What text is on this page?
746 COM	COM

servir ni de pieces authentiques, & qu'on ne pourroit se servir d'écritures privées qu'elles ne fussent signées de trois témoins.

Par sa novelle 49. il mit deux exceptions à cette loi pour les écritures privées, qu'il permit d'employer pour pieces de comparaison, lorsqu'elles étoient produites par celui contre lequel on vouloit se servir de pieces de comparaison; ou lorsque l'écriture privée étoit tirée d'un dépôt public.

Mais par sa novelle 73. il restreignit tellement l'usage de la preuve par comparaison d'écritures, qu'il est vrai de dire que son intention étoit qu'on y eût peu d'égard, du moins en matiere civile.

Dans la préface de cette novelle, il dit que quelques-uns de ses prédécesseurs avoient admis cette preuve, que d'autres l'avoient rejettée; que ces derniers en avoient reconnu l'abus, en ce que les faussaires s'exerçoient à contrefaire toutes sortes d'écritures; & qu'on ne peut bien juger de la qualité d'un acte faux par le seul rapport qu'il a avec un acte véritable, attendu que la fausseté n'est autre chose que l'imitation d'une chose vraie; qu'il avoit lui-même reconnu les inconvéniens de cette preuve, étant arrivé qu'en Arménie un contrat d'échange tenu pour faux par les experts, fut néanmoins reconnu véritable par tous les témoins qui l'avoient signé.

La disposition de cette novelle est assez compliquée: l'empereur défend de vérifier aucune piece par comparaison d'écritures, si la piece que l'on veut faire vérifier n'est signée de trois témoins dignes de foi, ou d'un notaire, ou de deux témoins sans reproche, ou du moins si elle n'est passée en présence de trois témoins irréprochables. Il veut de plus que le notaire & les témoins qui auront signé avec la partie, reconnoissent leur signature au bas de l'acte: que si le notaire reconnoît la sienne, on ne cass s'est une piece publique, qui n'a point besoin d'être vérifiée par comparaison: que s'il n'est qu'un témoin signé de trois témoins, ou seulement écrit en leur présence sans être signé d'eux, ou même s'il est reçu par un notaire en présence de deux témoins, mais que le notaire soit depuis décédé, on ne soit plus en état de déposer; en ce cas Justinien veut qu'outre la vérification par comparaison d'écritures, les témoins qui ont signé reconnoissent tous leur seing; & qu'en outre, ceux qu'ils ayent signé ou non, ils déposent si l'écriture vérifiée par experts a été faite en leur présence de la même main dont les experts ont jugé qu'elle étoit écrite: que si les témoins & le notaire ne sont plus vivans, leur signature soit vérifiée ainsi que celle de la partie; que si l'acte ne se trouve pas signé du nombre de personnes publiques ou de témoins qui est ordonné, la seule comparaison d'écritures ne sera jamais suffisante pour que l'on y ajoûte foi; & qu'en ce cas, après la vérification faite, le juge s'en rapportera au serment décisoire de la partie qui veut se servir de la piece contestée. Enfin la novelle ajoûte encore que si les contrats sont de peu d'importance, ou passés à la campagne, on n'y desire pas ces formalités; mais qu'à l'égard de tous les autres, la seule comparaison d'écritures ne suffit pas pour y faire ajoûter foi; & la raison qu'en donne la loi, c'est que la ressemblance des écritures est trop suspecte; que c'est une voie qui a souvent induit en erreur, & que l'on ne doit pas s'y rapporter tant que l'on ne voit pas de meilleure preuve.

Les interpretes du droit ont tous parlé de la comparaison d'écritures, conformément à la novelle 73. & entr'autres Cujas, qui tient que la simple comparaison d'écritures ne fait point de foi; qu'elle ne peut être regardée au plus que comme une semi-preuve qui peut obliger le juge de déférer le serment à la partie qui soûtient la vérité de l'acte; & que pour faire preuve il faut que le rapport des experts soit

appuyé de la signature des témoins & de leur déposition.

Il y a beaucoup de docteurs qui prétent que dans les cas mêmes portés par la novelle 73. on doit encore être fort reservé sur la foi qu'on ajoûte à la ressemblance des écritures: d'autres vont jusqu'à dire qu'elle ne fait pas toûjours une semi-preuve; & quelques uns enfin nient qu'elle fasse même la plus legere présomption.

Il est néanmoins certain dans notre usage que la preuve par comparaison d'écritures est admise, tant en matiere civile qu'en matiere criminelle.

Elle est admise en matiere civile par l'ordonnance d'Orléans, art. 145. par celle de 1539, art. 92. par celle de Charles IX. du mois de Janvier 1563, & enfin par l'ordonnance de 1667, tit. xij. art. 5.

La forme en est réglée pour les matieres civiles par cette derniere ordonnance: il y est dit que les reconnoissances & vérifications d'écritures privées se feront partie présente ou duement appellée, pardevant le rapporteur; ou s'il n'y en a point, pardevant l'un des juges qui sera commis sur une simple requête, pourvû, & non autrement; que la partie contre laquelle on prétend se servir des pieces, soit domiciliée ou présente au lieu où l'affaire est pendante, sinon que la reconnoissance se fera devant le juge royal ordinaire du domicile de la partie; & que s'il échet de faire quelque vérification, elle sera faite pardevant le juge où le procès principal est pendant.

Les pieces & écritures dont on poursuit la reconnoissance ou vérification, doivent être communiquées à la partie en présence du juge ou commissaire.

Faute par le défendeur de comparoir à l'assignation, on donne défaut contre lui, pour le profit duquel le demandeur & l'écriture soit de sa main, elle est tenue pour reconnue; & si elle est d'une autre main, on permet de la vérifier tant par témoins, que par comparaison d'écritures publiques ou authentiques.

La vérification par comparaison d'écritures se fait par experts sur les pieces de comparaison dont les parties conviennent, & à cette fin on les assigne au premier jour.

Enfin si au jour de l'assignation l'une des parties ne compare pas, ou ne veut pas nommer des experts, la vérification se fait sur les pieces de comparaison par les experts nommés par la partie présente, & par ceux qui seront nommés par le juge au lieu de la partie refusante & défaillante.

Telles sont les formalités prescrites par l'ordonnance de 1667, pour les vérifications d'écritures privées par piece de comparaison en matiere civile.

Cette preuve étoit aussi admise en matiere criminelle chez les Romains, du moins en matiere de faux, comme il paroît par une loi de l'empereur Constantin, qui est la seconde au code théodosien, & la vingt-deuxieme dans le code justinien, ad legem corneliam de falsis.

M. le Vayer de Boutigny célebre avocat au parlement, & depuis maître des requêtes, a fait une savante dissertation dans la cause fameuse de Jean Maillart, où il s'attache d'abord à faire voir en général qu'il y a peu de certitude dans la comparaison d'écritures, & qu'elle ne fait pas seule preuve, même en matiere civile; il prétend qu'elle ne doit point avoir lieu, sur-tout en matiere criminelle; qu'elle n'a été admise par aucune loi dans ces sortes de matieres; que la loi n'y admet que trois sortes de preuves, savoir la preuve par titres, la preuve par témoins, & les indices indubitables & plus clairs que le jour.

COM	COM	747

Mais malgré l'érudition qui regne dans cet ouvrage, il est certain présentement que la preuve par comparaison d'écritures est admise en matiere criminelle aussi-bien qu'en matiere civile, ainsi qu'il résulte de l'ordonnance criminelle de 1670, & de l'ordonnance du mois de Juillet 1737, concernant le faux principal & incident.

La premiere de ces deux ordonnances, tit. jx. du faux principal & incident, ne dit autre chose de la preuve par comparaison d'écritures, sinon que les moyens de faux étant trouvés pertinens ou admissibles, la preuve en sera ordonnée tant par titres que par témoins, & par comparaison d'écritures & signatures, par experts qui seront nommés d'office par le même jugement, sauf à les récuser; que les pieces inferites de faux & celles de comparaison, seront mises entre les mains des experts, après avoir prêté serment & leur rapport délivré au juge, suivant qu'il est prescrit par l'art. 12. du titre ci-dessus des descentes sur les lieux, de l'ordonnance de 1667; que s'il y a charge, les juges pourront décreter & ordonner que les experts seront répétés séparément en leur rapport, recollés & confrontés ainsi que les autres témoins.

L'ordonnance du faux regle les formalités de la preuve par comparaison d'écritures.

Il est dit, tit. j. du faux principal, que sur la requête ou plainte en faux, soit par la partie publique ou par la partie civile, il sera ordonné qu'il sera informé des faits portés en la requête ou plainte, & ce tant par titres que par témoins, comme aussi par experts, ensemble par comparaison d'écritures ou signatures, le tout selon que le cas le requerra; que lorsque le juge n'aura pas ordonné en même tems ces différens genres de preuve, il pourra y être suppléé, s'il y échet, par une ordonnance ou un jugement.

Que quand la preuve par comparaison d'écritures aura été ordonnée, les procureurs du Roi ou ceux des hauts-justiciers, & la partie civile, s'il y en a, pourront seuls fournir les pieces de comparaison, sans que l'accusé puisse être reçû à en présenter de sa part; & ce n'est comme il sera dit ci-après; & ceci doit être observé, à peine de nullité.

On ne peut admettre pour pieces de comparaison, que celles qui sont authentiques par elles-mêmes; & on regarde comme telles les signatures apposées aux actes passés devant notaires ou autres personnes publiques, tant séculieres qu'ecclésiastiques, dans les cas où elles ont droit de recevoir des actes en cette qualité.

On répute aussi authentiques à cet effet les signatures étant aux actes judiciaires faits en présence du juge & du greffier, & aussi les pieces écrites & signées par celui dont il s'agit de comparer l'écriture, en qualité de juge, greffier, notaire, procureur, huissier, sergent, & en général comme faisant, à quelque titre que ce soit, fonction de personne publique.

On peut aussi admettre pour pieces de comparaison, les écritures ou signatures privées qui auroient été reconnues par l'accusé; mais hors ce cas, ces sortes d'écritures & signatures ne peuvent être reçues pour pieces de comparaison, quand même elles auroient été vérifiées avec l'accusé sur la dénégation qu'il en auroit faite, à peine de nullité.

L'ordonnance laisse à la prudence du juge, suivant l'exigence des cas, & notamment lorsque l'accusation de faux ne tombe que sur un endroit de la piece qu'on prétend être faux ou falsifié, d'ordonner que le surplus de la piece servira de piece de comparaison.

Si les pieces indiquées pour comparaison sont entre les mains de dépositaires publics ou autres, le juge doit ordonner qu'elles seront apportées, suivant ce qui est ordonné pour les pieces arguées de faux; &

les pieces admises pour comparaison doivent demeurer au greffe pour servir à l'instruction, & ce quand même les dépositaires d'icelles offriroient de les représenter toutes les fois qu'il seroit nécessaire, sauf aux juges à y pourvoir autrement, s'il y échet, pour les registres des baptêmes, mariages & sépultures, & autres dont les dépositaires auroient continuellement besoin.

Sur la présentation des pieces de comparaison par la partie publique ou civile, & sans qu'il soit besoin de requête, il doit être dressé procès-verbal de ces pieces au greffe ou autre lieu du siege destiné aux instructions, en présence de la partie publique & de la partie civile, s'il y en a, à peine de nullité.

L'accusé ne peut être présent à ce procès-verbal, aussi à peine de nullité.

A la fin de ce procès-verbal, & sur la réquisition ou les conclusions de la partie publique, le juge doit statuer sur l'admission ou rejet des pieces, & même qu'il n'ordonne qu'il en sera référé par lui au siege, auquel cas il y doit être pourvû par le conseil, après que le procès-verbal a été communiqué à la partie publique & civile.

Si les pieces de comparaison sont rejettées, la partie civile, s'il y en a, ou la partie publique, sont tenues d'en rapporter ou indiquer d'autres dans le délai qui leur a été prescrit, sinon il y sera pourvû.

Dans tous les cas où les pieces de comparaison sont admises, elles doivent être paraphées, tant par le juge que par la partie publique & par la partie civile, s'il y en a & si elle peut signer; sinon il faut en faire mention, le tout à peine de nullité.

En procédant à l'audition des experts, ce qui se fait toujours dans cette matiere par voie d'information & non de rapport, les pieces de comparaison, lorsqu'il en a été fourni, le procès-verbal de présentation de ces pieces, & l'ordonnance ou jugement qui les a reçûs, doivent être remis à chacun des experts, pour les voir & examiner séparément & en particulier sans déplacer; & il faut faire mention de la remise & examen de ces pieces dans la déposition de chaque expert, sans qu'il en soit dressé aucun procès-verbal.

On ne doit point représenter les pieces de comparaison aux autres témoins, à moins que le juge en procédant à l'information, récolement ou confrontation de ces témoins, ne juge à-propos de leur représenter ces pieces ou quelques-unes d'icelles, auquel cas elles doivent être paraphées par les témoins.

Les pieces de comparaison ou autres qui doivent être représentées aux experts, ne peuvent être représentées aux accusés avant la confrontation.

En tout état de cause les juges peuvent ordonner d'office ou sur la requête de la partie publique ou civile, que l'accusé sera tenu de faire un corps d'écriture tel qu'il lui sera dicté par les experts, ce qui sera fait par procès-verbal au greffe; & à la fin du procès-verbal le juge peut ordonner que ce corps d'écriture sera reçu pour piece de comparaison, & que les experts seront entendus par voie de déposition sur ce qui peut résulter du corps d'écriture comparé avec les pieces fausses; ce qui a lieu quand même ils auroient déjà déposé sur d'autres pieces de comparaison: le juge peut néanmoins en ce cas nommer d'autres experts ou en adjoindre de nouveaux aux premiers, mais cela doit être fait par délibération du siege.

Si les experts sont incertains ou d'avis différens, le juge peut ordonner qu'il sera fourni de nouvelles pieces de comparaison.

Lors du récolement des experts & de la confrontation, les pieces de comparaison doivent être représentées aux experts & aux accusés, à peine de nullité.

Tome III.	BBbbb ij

──────

== Task requirements ==
Look for lines containing the string "information" and copy them all.

== Task output ==
En procédant à l'audition des experts, ce qui se fait toujours dans cette matiere par voie d'information & non de rapport, les pieces de comparaison, lorsqu'il en a été fourni, le procès-verbal de présentation de ces pieces, & l'ordonnance ou jugement qui les a reçûs, doivent être remis à chacun des experts, pour les voir & examiner séparément & en particulier sans déplacer; & il faut faire mention de la remise & examen de ces pieces dans la déposition de chaque expert, sans qu'il en soit dressé aucun procès-verbal.
On ne doit point représenter les pieces de comparaison aux autres témoins, à moins que le juge en procédant à l'information, récolement ou confrontation de ces témoins, ne juge à-propos de leur représenter ces pieces ou quelques-unes d'icelles, auquel cas elles doivent être paraphées par les témoins.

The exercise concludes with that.